_GIVEN EXERCISE_
Collect each line of the records containing the string "this".

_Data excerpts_
----

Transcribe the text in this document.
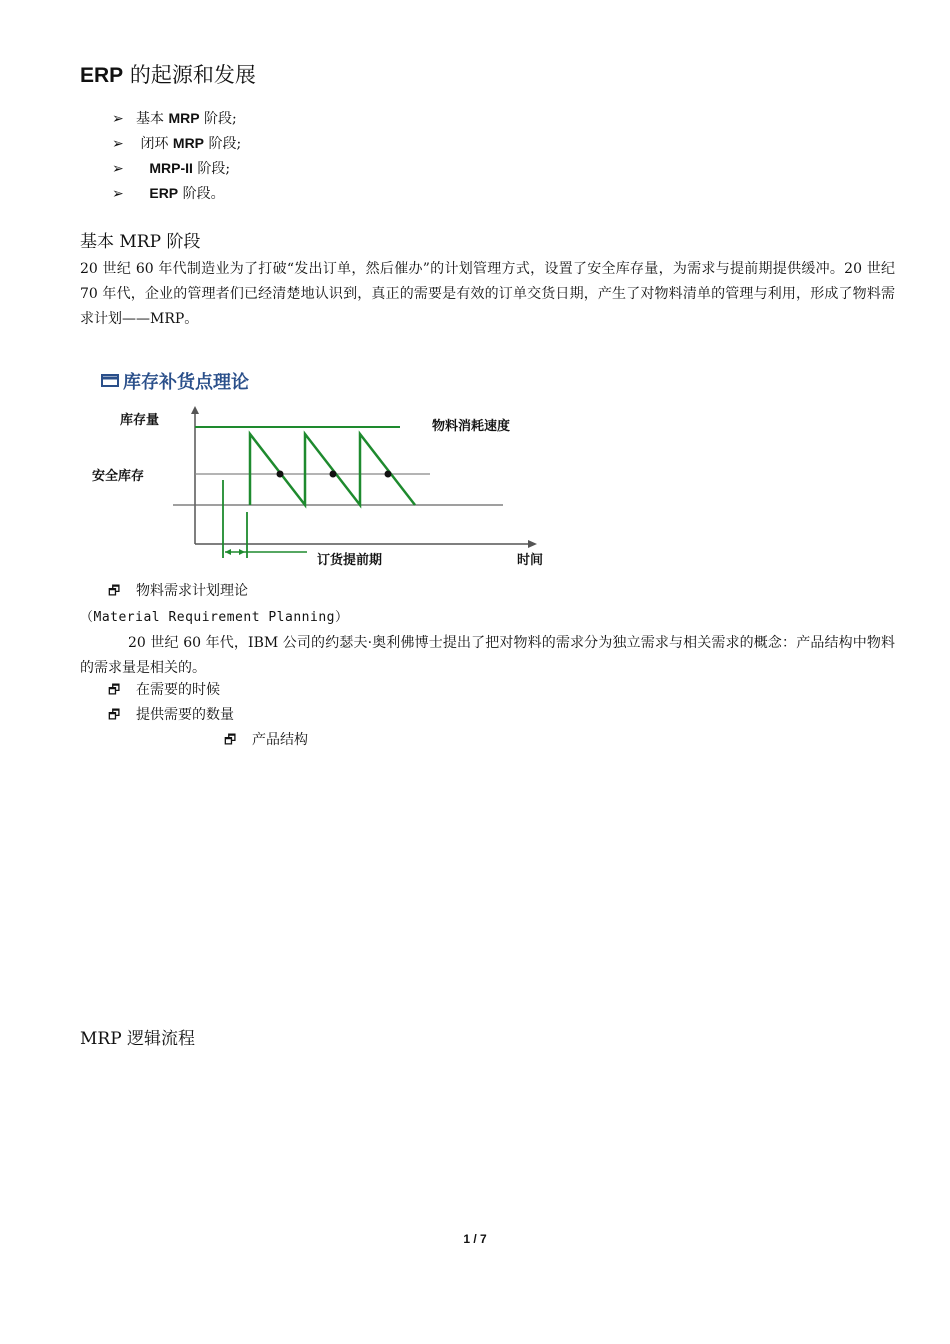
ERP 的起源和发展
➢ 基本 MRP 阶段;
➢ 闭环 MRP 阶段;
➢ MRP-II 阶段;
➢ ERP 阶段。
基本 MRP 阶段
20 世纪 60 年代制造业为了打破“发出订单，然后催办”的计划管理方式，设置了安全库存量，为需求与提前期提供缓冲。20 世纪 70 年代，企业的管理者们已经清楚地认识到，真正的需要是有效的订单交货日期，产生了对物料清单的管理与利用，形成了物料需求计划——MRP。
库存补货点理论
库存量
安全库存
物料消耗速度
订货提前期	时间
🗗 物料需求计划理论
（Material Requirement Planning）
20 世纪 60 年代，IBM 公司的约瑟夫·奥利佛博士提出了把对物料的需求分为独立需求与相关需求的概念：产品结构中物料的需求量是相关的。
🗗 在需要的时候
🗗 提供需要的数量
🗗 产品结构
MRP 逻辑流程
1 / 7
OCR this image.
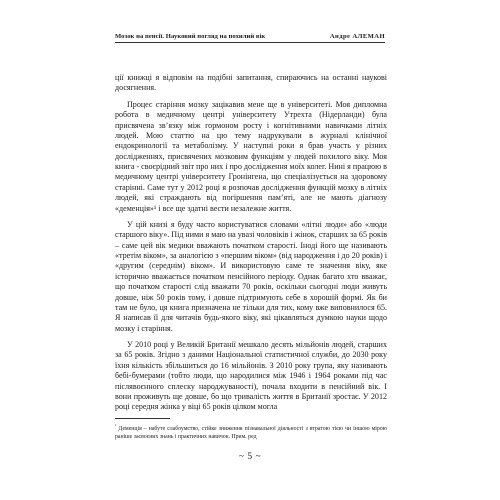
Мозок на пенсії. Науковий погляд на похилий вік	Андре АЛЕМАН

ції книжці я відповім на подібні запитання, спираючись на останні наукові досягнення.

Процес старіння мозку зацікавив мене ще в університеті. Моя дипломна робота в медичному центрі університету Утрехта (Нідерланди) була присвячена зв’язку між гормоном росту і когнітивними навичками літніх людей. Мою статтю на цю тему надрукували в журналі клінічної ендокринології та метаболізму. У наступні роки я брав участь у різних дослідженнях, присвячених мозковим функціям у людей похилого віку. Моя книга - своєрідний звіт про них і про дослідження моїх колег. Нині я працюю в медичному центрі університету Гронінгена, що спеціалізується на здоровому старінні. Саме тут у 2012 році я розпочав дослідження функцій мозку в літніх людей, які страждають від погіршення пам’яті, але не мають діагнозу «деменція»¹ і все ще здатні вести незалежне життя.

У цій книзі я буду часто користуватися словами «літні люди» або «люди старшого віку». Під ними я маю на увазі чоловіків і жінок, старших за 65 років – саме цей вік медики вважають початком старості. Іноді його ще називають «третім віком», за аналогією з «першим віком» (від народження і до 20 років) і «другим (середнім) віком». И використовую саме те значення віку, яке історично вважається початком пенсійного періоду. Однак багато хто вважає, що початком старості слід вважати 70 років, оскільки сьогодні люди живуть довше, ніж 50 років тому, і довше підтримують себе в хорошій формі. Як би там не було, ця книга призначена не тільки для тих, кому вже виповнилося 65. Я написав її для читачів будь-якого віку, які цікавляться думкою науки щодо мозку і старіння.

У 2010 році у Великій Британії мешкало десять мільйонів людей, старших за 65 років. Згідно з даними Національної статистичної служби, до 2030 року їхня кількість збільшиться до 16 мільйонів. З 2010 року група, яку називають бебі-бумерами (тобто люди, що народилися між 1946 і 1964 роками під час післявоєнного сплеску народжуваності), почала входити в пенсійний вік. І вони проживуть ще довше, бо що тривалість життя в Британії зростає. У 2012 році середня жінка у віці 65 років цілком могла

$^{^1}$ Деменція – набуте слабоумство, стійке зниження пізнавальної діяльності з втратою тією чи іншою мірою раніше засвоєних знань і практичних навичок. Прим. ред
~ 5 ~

----

_ANSWER TO THE PROBLEM_
Transcribe the text in this document.
OCR this image.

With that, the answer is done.